# TO DO
Please write out the complete listing that follows, exactly as it reads.
>> Begin
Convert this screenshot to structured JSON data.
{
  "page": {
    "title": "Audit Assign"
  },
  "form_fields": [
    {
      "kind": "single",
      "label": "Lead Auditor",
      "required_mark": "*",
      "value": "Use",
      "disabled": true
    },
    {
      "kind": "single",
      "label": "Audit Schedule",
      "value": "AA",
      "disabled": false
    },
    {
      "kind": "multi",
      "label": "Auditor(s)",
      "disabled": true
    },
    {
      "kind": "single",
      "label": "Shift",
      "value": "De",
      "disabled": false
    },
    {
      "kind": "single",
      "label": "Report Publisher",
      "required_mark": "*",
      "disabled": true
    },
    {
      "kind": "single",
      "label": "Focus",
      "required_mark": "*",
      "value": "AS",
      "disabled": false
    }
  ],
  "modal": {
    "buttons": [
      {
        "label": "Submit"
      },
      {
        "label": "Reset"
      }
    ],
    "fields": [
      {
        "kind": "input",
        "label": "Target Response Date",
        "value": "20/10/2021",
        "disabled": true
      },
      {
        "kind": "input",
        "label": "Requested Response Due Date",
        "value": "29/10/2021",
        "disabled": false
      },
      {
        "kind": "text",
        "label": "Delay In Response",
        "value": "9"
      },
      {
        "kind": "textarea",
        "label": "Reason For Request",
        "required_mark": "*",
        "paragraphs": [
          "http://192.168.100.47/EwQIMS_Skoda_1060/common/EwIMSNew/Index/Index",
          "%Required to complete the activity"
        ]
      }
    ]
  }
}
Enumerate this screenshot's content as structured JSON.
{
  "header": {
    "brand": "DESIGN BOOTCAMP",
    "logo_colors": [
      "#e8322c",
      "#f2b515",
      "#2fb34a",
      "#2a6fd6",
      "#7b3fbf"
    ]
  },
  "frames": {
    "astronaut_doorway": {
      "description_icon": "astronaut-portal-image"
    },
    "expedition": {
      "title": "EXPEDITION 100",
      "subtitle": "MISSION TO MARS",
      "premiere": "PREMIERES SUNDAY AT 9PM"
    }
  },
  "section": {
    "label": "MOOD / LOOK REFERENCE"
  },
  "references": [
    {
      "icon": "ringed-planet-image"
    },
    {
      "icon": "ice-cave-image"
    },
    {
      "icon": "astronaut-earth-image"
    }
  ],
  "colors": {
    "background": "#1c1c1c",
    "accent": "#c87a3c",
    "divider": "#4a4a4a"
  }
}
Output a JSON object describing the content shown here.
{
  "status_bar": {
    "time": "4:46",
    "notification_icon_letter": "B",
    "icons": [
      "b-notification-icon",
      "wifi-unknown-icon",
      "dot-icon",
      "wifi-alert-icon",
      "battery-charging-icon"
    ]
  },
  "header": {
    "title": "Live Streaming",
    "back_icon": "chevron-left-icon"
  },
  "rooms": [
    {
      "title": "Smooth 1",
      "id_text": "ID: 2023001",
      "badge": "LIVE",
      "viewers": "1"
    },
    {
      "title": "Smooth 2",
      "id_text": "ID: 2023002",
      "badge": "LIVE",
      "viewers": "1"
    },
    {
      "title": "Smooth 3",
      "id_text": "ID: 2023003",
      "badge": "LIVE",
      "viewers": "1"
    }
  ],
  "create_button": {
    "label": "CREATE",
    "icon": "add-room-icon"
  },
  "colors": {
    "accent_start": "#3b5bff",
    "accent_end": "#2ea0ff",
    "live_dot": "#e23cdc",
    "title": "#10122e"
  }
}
>> End
# WORKED SOLUTION
Convert this screenshot to structured JSON data.
{
  "page": {
    "title": "Audit Assign"
  },
  "form_fields": [
    {
      "kind": "single",
      "label": "Lead Auditor",
      "required_mark": "*",
      "value": "Use",
      "disabled": true
    },
    {
      "kind": "single",
      "label": "Audit Schedule",
      "value": "AA",
      "disabled": false
    },
    {
      "kind": "multi",
      "label": "Auditor(s)",
      "disabled": true
    },
    {
      "kind": "single",
      "label": "Shift",
      "value": "De",
      "disabled": false
    },
    {
      "kind": "single",
      "label": "Report Publisher",
      "required_mark": "*",
      "disabled": true
    },
    {
      "kind": "single",
      "label": "Focus",
      "required_mark": "*",
      "value": "AS",
      "disabled": false
    }
  ],
  "modal": {
    "buttons": [
      {
        "label": "Submit"
      },
      {
        "label": "Reset"
      }
    ],
    "fields": [
      {
        "kind": "input",
        "label": "Target Response Date",
        "value": "20/10/2021",
        "disabled": true
      },
      {
        "kind": "input",
        "label": "Requested Response Due Date",
        "value": "29/10/2021",
        "disabled": false
      },
      {
        "kind": "text",
        "label": "Delay In Response",
        "value": "9"
      },
      {
        "kind": "textarea",
        "label": "Reason For Request",
        "required_mark": "*",
        "paragraphs": [
          "http://192.168.100.47/EwQIMS_Skoda_1060/common/EwIMSNew/Index/Index",
          "%Required to complete the activity"
        ]
      }
    ]
  }
}
Enumerate this screenshot's content as structured JSON.
{
  "header": {
    "brand": "DESIGN BOOTCAMP",
    "logo_colors": [
      "#e8322c",
      "#f2b515",
      "#2fb34a",
      "#2a6fd6",
      "#7b3fbf"
    ]
  },
  "frames": {
    "astronaut_doorway": {
      "description_icon": "astronaut-portal-image"
    },
    "expedition": {
      "title": "EXPEDITION 100",
      "subtitle": "MISSION TO MARS",
      "premiere": "PREMIERES SUNDAY AT 9PM"
    }
  },
  "section": {
    "label": "MOOD / LOOK REFERENCE"
  },
  "references": [
    {
      "icon": "ringed-planet-image"
    },
    {
      "icon": "ice-cave-image"
    },
    {
      "icon": "astronaut-earth-image"
    }
  ],
  "colors": {
    "background": "#1c1c1c",
    "accent": "#c87a3c",
    "divider": "#4a4a4a"
  }
}
Output a JSON object describing the content shown here.
{
  "status_bar": {
    "time": "4:46",
    "notification_icon_letter": "B",
    "icons": [
      "b-notification-icon",
      "wifi-unknown-icon",
      "dot-icon",
      "wifi-alert-icon",
      "battery-charging-icon"
    ]
  },
  "header": {
    "title": "Live Streaming",
    "back_icon": "chevron-left-icon"
  },
  "rooms": [
    {
      "title": "Smooth 1",
      "id_text": "ID: 2023001",
      "badge": "LIVE",
      "viewers": "1"
    },
    {
      "title": "Smooth 2",
      "id_text": "ID: 2023002",
      "badge": "LIVE",
      "viewers": "1"
    },
    {
      "title": "Smooth 3",
      "id_text": "ID: 2023003",
      "badge": "LIVE",
      "viewers": "1"
    }
  ],
  "create_button": {
    "label": "CREATE",
    "icon": "add-room-icon"
  },
  "colors": {
    "accent_start": "#3b5bff",
    "accent_end": "#2ea0ff",
    "live_dot": "#e23cdc",
    "title": "#10122e"
  }
}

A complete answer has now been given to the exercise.